SET PROBLEM: Pictures in the data below are not part of the copy; transcribe everything else exactly.
*****
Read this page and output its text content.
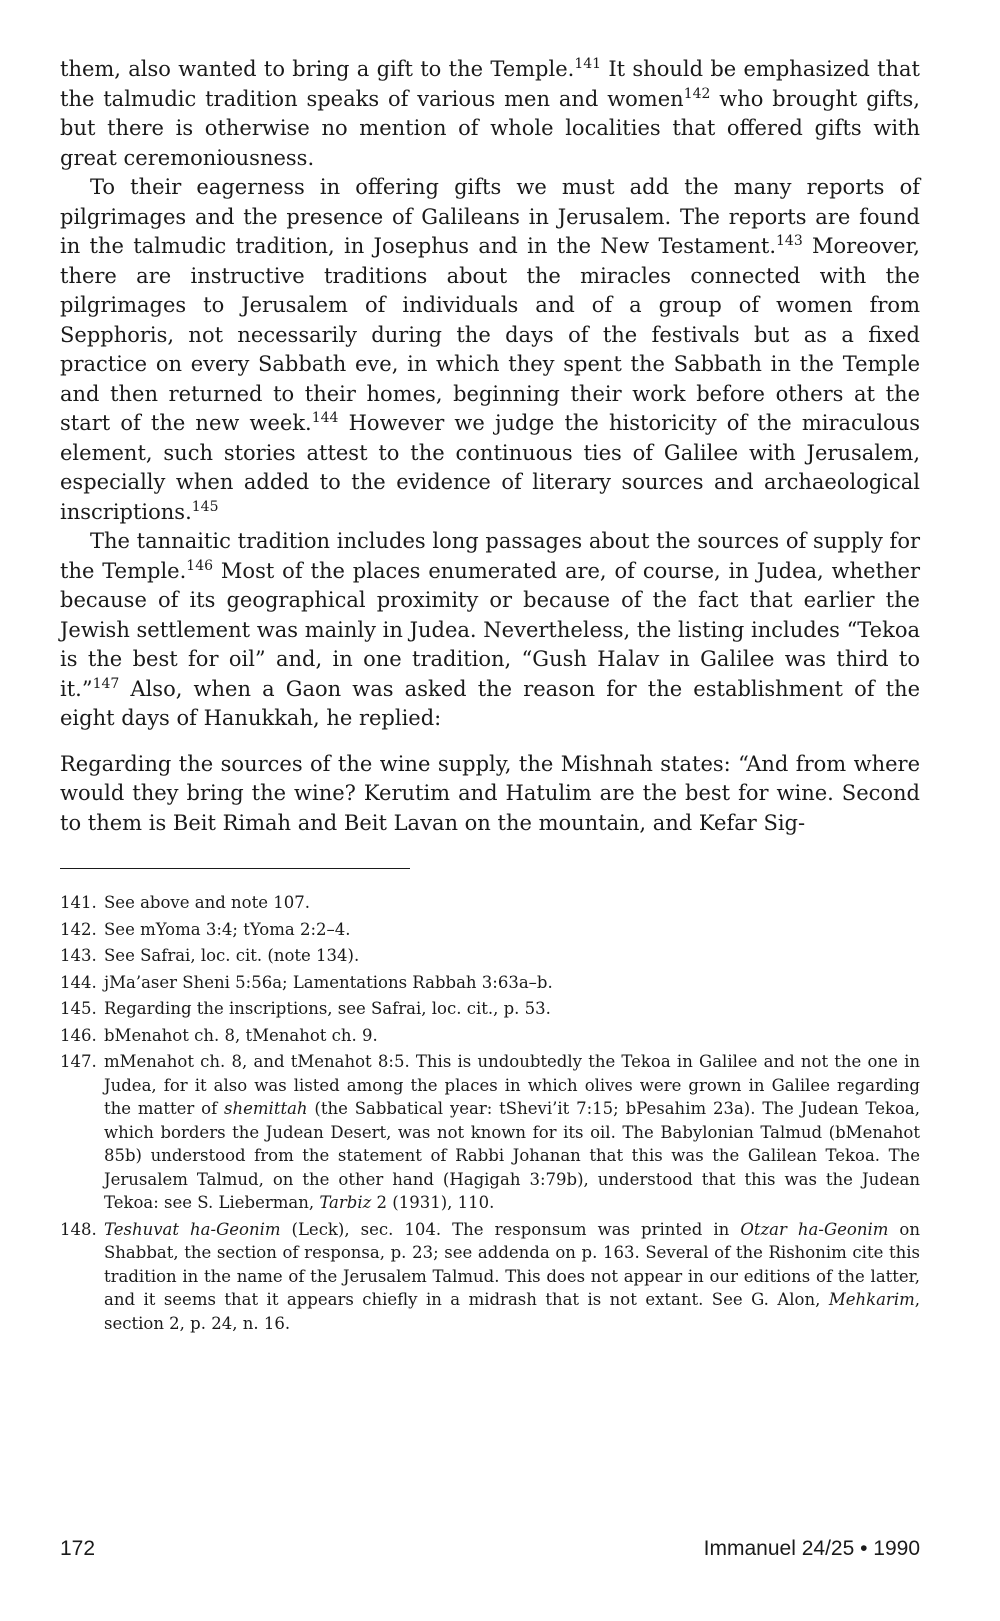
them, also wanted to bring a gift to the Temple.$^{141}$ It should be emphasized that the talmudic tradition speaks of various men and women$^{142}$ who brought gifts, but there is otherwise no mention of whole localities that offered gifts with great ceremoniousness.

To their eagerness in offering gifts we must add the many reports of pilgrimages and the presence of Galileans in Jerusalem. The reports are found in the talmudic tradition, in Josephus and in the New Testament.$^{143}$ Moreover, there are instructive traditions about the miracles connected with the pilgrimages to Jerusalem of individuals and of a group of women from Sepphoris, not necessarily during the days of the festivals but as a fixed practice on every Sabbath eve, in which they spent the Sabbath in the Temple and then returned to their homes, beginning their work before others at the start of the new week.$^{144}$ However we judge the historicity of the miraculous element, such stories attest to the continuous ties of Galilee with Jerusalem, especially when added to the evidence of literary sources and archaeological inscriptions.$^{145}$

The tannaitic tradition includes long passages about the sources of supply for the Temple.$^{146}$ Most of the places enumerated are, of course, in Judea, whether because of its geographical proximity or because of the fact that earlier the Jewish settlement was mainly in Judea. Nevertheless, the listing includes “Tekoa is the best for oil” and, in one tradition, “Gush Halav in Galilee was third to it.”$^{147}$ Also, when a Gaon was asked the reason for the establishment of the eight days of Hanukkah, he replied:

Regarding the sources of the wine supply, the Mishnah states: “And from where would they bring the wine? Kerutim and Hatulim are the best for wine. Second to them is Beit Rimah and Beit Lavan on the mountain, and Kefar Sig-

141. See above and note 107.
142. See mYoma 3:4; tYoma 2:2–4.
143. See Safrai, loc. cit. (note 134).
144. jMa’aser Sheni 5:56a; Lamentations Rabbah 3:63a–b.
145. Regarding the inscriptions, see Safrai, loc. cit., p. 53.
146. bMenahot ch. 8, tMenahot ch. 9.
147. mMenahot ch. 8, and tMenahot 8:5. This is undoubtedly the Tekoa in Galilee and not the one in Judea, for it also was listed among the places in which olives were grown in Galilee regarding the matter of shemittah (the Sabbatical year: tShevi’it 7:15; bPesahim 23a). The Judean Tekoa, which borders the Judean Desert, was not known for its oil. The Babylonian Talmud (bMenahot 85b) understood from the statement of Rabbi Johanan that this was the Galilean Tekoa. The Jerusalem Talmud, on the other hand (Hagigah 3:79b), understood that this was the Judean Tekoa: see S. Lieberman, Tarbiz 2 (1931), 110.
148. Teshuvat ha-Geonim (Leck), sec. 104. The responsum was printed in Otzar ha-Geonim on Shabbat, the section of responsa, p. 23; see addenda on p. 163. Several of the Rishonim cite this tradition in the name of the Jerusalem Talmud. This does not appear in our editions of the latter, and it seems that it appears chiefly in a midrash that is not extant. See G. Alon, Mehkarim, section 2, p. 24, n. 16.
172	Immanuel 24/25 • 1990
*****
SOLUTION FOR THIS TASK:
Read this page and output its text content.
them, also wanted to bring a gift to the Temple.$^{141}$ It should be emphasized that the talmudic tradition speaks of various men and women$^{142}$ who brought gifts, but there is otherwise no mention of whole localities that offered gifts with great ceremoniousness.

To their eagerness in offering gifts we must add the many reports of pilgrimages and the presence of Galileans in Jerusalem. The reports are found in the talmudic tradition, in Josephus and in the New Testament.$^{143}$ Moreover, there are instructive traditions about the miracles connected with the pilgrimages to Jerusalem of individuals and of a group of women from Sepphoris, not necessarily during the days of the festivals but as a fixed practice on every Sabbath eve, in which they spent the Sabbath in the Temple and then returned to their homes, beginning their work before others at the start of the new week.$^{144}$ However we judge the historicity of the miraculous element, such stories attest to the continuous ties of Galilee with Jerusalem, especially when added to the evidence of literary sources and archaeological inscriptions.$^{145}$

The tannaitic tradition includes long passages about the sources of supply for the Temple.$^{146}$ Most of the places enumerated are, of course, in Judea, whether because of its geographical proximity or because of the fact that earlier the Jewish settlement was mainly in Judea. Nevertheless, the listing includes “Tekoa is the best for oil” and, in one tradition, “Gush Halav in Galilee was third to it.”$^{147}$ Also, when a Gaon was asked the reason for the establishment of the eight days of Hanukkah, he replied:

Regarding the sources of the wine supply, the Mishnah states: “And from where would they bring the wine? Kerutim and Hatulim are the best for wine. Second to them is Beit Rimah and Beit Lavan on the mountain, and Kefar Sig-

141. See above and note 107.
142. See mYoma 3:4; tYoma 2:2–4.
143. See Safrai, loc. cit. (note 134).
144. jMa’aser Sheni 5:56a; Lamentations Rabbah 3:63a–b.
145. Regarding the inscriptions, see Safrai, loc. cit., p. 53.
146. bMenahot ch. 8, tMenahot ch. 9.
147. mMenahot ch. 8, and tMenahot 8:5. This is undoubtedly the Tekoa in Galilee and not the one in Judea, for it also was listed among the places in which olives were grown in Galilee regarding the matter of shemittah (the Sabbatical year: tShevi’it 7:15; bPesahim 23a). The Judean Tekoa, which borders the Judean Desert, was not known for its oil. The Babylonian Talmud (bMenahot 85b) understood from the statement of Rabbi Johanan that this was the Galilean Tekoa. The Jerusalem Talmud, on the other hand (Hagigah 3:79b), understood that this was the Judean Tekoa: see S. Lieberman, Tarbiz 2 (1931), 110.
148. Teshuvat ha-Geonim (Leck), sec. 104. The responsum was printed in Otzar ha-Geonim on Shabbat, the section of responsa, p. 23; see addenda on p. 163. Several of the Rishonim cite this tradition in the name of the Jerusalem Talmud. This does not appear in our editions of the latter, and it seems that it appears chiefly in a midrash that is not extant. See G. Alon, Mehkarim, section 2, p. 24, n. 16.
172	Immanuel 24/25 • 1990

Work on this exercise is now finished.